__Aim__
Retype the records below exactly as they appear, but leave out any pictures.

__Material shown__
+--

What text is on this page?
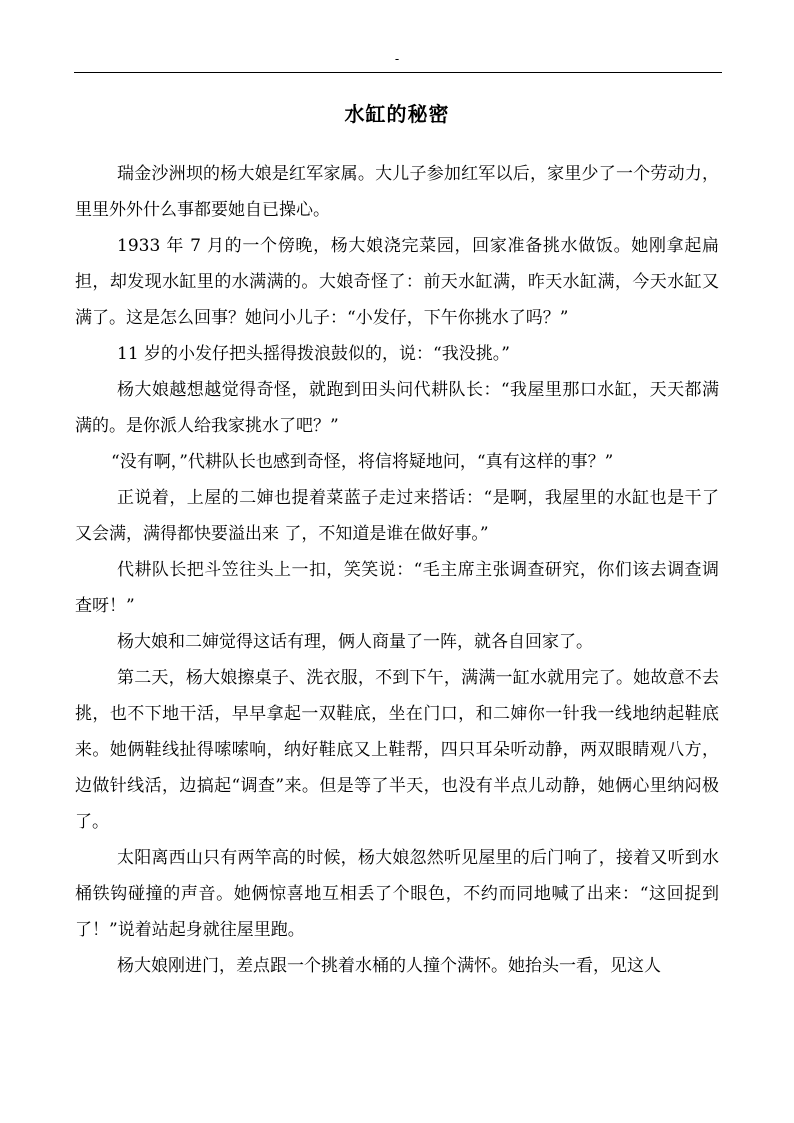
-
水缸的秘密

瑞金沙洲坝的杨大娘是红军家属。大儿子参加红军以后，家里少了一个劳动力，里里外外什么事都要她自已操心。

1933 年 7 月的一个傍晚，杨大娘浇完菜园，回家准备挑水做饭。她刚拿起扁担，却发现水缸里的水满满的。大娘奇怪了：前天水缸满，昨天水缸满，今天水缸又满了。这是怎么回事？她问小儿子：“小发仔，下午你挑水了吗？”

11 岁的小发仔把头摇得拨浪鼓似的，说：“我没挑。”

杨大娘越想越觉得奇怪，就跑到田头问代耕队长：“我屋里那口水缸，天天都满满的。是你派人给我家挑水了吧？”

“没有啊，”代耕队长也感到奇怪，将信将疑地问，“真有这样的事？”

正说着，上屋的二婶也提着菜蓝子走过来搭话：“是啊，我屋里的水缸也是干了又会满，满得都快要溢出来 了，不知道是谁在做好事。”

代耕队长把斗笠往头上一扣，笑笑说：“毛主席主张调查研究，你们该去调查调查呀！”

杨大娘和二婶觉得这话有理，俩人商量了一阵，就各自回家了。

第二天，杨大娘擦桌子、洗衣服，不到下午，满满一缸水就用完了。她故意不去挑，也不下地干活，早早拿起一双鞋底，坐在门口，和二婶你一针我一线地纳起鞋底来。她俩鞋线扯得嗦嗦响，纳好鞋底又上鞋帮，四只耳朵听动静，两双眼睛观八方，边做针线活，边搞起“调查”来。但是等了半天，也没有半点儿动静，她俩心里纳闷极了。

太阳离西山只有两竿高的时候，杨大娘忽然听见屋里的后门响了，接着又听到水桶铁钩碰撞的声音。她俩惊喜地互相丢了个眼色，不约而同地喊了出来：“这回捉到了！”说着站起身就往屋里跑。

杨大娘刚进门，差点跟一个挑着水桶的人撞个满怀。她抬头一看，见这人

+--

__Exercise solution__
What text is on this page?
-
水缸的秘密

瑞金沙洲坝的杨大娘是红军家属。大儿子参加红军以后，家里少了一个劳动力，里里外外什么事都要她自已操心。

1933 年 7 月的一个傍晚，杨大娘浇完菜园，回家准备挑水做饭。她刚拿起扁担，却发现水缸里的水满满的。大娘奇怪了：前天水缸满，昨天水缸满，今天水缸又满了。这是怎么回事？她问小儿子：“小发仔，下午你挑水了吗？”

11 岁的小发仔把头摇得拨浪鼓似的，说：“我没挑。”

杨大娘越想越觉得奇怪，就跑到田头问代耕队长：“我屋里那口水缸，天天都满满的。是你派人给我家挑水了吧？”

“没有啊，”代耕队长也感到奇怪，将信将疑地问，“真有这样的事？”

正说着，上屋的二婶也提着菜蓝子走过来搭话：“是啊，我屋里的水缸也是干了又会满，满得都快要溢出来 了，不知道是谁在做好事。”

代耕队长把斗笠往头上一扣，笑笑说：“毛主席主张调查研究，你们该去调查调查呀！”

杨大娘和二婶觉得这话有理，俩人商量了一阵，就各自回家了。

第二天，杨大娘擦桌子、洗衣服，不到下午，满满一缸水就用完了。她故意不去挑，也不下地干活，早早拿起一双鞋底，坐在门口，和二婶你一针我一线地纳起鞋底来。她俩鞋线扯得嗦嗦响，纳好鞋底又上鞋帮，四只耳朵听动静，两双眼睛观八方，边做针线活，边搞起“调查”来。但是等了半天，也没有半点儿动静，她俩心里纳闷极了。

太阳离西山只有两竿高的时候，杨大娘忽然听见屋里的后门响了，接着又听到水桶铁钩碰撞的声音。她俩惊喜地互相丢了个眼色，不约而同地喊了出来：“这回捉到了！”说着站起身就往屋里跑。

杨大娘刚进门，差点跟一个挑着水桶的人撞个满怀。她抬头一看，见这人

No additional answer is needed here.